[start EXCERPTED RECORDS]
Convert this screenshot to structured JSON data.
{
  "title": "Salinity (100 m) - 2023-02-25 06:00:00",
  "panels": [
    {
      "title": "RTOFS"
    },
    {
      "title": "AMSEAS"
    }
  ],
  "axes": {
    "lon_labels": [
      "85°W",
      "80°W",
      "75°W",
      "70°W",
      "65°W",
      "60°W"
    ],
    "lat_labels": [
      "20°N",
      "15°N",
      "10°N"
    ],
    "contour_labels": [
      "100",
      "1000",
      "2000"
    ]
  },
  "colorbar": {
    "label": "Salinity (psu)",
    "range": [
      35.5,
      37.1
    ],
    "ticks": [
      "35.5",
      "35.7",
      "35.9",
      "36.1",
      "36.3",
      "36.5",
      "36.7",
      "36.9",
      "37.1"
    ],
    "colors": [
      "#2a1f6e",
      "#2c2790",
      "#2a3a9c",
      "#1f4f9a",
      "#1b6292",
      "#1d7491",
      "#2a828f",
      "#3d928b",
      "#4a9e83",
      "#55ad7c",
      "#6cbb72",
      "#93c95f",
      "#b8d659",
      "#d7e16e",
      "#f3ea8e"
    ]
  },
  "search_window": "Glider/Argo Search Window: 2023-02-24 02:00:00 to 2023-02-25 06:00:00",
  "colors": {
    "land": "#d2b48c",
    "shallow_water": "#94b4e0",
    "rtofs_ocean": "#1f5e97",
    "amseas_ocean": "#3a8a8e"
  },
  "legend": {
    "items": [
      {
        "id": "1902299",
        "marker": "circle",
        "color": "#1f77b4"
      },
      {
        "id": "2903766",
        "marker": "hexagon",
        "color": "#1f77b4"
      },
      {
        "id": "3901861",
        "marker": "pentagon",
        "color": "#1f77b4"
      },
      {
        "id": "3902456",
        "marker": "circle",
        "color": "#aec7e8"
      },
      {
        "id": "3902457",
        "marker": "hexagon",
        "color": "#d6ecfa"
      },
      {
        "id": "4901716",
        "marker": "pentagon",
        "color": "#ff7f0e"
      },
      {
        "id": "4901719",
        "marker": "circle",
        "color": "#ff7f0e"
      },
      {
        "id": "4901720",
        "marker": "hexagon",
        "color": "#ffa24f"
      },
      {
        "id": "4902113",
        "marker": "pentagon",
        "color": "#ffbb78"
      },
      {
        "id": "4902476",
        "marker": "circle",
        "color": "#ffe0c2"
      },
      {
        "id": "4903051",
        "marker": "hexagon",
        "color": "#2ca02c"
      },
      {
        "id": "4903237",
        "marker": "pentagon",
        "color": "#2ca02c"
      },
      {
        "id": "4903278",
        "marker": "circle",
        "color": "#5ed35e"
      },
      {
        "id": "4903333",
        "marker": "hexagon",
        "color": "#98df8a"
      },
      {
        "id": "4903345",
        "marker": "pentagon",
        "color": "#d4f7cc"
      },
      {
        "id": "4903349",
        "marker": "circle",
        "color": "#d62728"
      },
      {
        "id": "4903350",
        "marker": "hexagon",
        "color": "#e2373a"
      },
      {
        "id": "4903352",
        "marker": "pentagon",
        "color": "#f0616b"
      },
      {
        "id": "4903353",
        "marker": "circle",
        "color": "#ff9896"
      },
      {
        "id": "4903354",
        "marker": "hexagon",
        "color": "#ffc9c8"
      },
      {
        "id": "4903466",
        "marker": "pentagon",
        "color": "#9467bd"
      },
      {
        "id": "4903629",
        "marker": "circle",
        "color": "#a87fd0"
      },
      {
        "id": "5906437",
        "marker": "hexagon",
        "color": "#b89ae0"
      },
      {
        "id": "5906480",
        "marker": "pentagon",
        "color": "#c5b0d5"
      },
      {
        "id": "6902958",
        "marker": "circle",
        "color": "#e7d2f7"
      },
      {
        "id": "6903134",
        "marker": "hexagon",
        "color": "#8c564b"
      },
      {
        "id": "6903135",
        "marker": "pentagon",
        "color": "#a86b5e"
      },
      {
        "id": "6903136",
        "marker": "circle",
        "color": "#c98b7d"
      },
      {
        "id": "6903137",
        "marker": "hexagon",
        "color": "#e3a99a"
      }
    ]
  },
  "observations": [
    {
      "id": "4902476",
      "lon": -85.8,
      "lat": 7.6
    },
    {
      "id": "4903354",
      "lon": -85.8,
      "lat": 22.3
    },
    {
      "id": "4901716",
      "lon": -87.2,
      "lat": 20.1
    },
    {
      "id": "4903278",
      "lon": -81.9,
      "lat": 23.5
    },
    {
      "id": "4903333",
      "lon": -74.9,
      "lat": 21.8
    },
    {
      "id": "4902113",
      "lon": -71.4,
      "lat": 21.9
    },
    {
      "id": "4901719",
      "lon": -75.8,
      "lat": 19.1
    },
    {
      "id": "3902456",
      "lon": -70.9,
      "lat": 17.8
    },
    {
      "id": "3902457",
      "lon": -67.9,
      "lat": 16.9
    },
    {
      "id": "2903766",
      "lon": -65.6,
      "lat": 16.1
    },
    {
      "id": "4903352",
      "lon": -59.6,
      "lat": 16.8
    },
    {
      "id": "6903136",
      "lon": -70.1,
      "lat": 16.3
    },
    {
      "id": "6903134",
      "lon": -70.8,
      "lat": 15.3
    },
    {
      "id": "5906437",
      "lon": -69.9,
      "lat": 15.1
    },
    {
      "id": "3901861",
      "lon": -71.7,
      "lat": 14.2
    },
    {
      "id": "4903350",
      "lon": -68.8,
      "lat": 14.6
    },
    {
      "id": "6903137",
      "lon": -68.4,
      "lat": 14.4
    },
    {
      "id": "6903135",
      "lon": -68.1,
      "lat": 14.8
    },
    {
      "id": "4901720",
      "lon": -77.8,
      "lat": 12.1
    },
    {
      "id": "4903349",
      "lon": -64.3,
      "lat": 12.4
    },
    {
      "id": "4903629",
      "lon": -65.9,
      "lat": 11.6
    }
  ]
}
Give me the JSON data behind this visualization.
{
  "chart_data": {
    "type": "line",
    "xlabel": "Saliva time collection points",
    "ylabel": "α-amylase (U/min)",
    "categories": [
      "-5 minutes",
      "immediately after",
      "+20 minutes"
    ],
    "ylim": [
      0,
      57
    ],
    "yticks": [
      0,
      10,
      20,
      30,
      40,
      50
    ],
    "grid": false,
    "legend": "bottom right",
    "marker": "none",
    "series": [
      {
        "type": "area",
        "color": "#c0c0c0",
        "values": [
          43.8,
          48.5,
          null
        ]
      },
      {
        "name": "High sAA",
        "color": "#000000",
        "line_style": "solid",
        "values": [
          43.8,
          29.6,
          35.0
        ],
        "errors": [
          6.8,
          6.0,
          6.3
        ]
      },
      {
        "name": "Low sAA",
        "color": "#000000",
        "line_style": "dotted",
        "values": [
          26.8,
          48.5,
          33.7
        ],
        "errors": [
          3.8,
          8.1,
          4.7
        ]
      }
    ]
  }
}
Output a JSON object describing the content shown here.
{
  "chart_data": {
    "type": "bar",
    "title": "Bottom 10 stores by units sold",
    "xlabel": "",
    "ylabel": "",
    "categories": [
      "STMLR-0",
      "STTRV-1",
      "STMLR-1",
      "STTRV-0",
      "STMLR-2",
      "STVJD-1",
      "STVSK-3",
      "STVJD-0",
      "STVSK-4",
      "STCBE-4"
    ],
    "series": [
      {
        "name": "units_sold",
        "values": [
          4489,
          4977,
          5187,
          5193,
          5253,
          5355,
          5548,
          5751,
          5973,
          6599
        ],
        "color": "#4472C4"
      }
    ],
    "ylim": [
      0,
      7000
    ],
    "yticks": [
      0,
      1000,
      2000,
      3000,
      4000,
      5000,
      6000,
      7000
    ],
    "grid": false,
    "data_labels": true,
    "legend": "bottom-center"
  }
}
[end EXCERPTED RECORDS]
:: WHAT YOU SHOULD DO ::
Output, unchanged, the lines from the line with "Output a JSON" through the final line of the material.

:: SOLVED EXERCISE ::
Output a JSON object describing the content shown here.
{
  "chart_data": {
    "type": "bar",
    "title": "Bottom 10 stores by units sold",
    "xlabel": "",
    "ylabel": "",
    "categories": [
      "STMLR-0",
      "STTRV-1",
      "STMLR-1",
      "STTRV-0",
      "STMLR-2",
      "STVJD-1",
      "STVSK-3",
      "STVJD-0",
      "STVSK-4",
      "STCBE-4"
    ],
    "series": [
      {
        "name": "units_sold",
        "values": [
          4489,
          4977,
          5187,
          5193,
          5253,
          5355,
          5548,
          5751,
          5973,
          6599
        ],
        "color": "#4472C4"
      }
    ],
    "ylim": [
      0,
      7000
    ],
    "yticks": [
      0,
      1000,
      2000,
      3000,
      4000,
      5000,
      6000,
      7000
    ],
    "grid": false,
    "data_labels": true,
    "legend": "bottom-center"
  }
}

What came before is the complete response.